(Records excerpted from a collection)
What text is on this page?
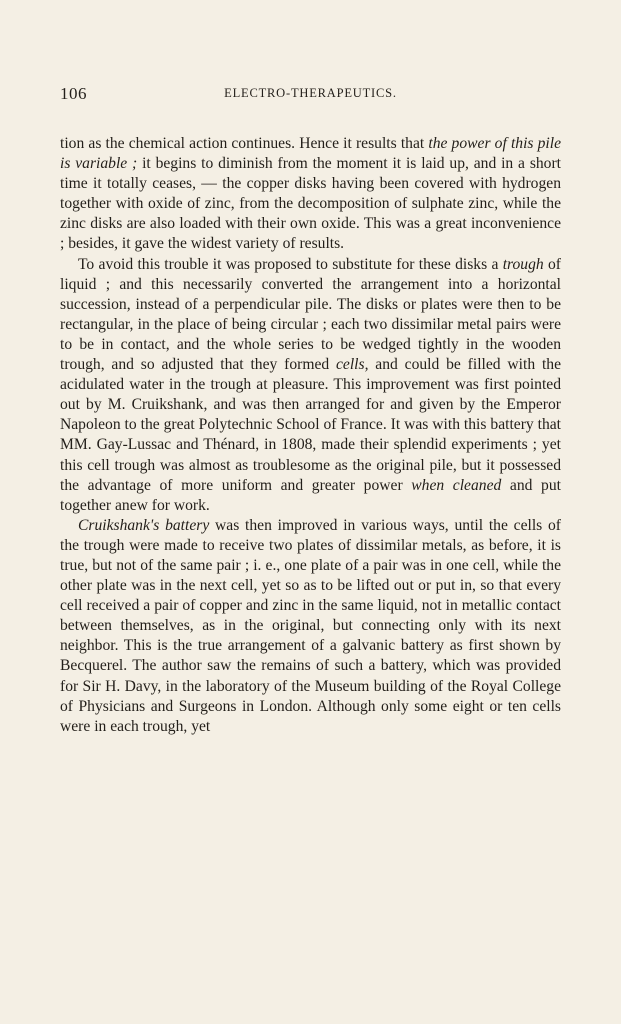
106	ELECTRO-THERAPEUTICS.

tion as the chemical action continues. Hence it results that the power of this pile is variable ; it begins to diminish from the moment it is laid up, and in a short time it totally ceases, — the copper disks having been covered with hydrogen together with oxide of zinc, from the decomposition of sulphate zinc, while the zinc disks are also loaded with their own oxide. This was a great inconvenience ; besides, it gave the widest variety of results.

To avoid this trouble it was proposed to substitute for these disks a trough of liquid ; and this necessarily converted the arrangement into a horizontal succession, instead of a perpendicular pile. The disks or plates were then to be rectangular, in the place of being circular ; each two dissimilar metal pairs were to be in contact, and the whole series to be wedged tightly in the wooden trough, and so adjusted that they formed cells, and could be filled with the acidulated water in the trough at pleasure. This improvement was first pointed out by M. Cruikshank, and was then arranged for and given by the Emperor Napoleon to the great Polytechnic School of France. It was with this battery that MM. Gay-Lussac and Thénard, in 1808, made their splendid experiments ; yet this cell trough was almost as troublesome as the original pile, but it possessed the advantage of more uniform and greater power when cleaned and put together anew for work.

Cruikshank's battery was then improved in various ways, until the cells of the trough were made to receive two plates of dissimilar metals, as before, it is true, but not of the same pair ; i. e., one plate of a pair was in one cell, while the other plate was in the next cell, yet so as to be lifted out or put in, so that every cell received a pair of copper and zinc in the same liquid, not in metallic contact between themselves, as in the original, but connecting only with its next neighbor. This is the true arrangement of a galvanic battery as first shown by Becquerel. The author saw the remains of such a battery, which was provided for Sir H. Davy, in the laboratory of the Museum building of the Royal College of Physicians and Surgeons in London. Although only some eight or ten cells were in each trough, yet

> _WORK TASK_
Reproduce the records, all of them, word for word; omit the pictures.

> _FINISHED EXERCISE_
What text is on this page?
106	ELECTRO-THERAPEUTICS.

tion as the chemical action continues. Hence it results that the power of this pile is variable ; it begins to diminish from the moment it is laid up, and in a short time it totally ceases, — the copper disks having been covered with hydrogen together with oxide of zinc, from the decomposition of sulphate zinc, while the zinc disks are also loaded with their own oxide. This was a great inconvenience ; besides, it gave the widest variety of results.

To avoid this trouble it was proposed to substitute for these disks a trough of liquid ; and this necessarily converted the arrangement into a horizontal succession, instead of a perpendicular pile. The disks or plates were then to be rectangular, in the place of being circular ; each two dissimilar metal pairs were to be in contact, and the whole series to be wedged tightly in the wooden trough, and so adjusted that they formed cells, and could be filled with the acidulated water in the trough at pleasure. This improvement was first pointed out by M. Cruikshank, and was then arranged for and given by the Emperor Napoleon to the great Polytechnic School of France. It was with this battery that MM. Gay-Lussac and Thénard, in 1808, made their splendid experiments ; yet this cell trough was almost as troublesome as the original pile, but it possessed the advantage of more uniform and greater power when cleaned and put together anew for work.

Cruikshank's battery was then improved in various ways, until the cells of the trough were made to receive two plates of dissimilar metals, as before, it is true, but not of the same pair ; i. e., one plate of a pair was in one cell, while the other plate was in the next cell, yet so as to be lifted out or put in, so that every cell received a pair of copper and zinc in the same liquid, not in metallic contact between themselves, as in the original, but connecting only with its next neighbor. This is the true arrangement of a galvanic battery as first shown by Becquerel. The author saw the remains of such a battery, which was provided for Sir H. Davy, in the laboratory of the Museum building of the Royal College of Physicians and Surgeons in London. Although only some eight or ten cells were in each trough, yet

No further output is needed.